• [Provided records]:

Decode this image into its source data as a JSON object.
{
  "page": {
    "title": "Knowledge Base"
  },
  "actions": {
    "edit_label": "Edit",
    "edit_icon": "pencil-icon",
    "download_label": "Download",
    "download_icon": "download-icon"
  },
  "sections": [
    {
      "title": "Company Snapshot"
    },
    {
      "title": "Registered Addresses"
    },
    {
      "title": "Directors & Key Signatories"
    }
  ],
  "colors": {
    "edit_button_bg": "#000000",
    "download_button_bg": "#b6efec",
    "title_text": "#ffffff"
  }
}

• [Written exercise]: Your task is to extract all of the records exactly.

• [The solution]:
Decode this image into its source data as a JSON object.
{
  "page": {
    "title": "Knowledge Base"
  },
  "actions": {
    "edit_label": "Edit",
    "edit_icon": "pencil-icon",
    "download_label": "Download",
    "download_icon": "download-icon"
  },
  "sections": [
    {
      "title": "Company Snapshot"
    },
    {
      "title": "Registered Addresses"
    },
    {
      "title": "Directors & Key Signatories"
    }
  ],
  "colors": {
    "edit_button_bg": "#000000",
    "download_button_bg": "#b6efec",
    "title_text": "#ffffff"
  }
}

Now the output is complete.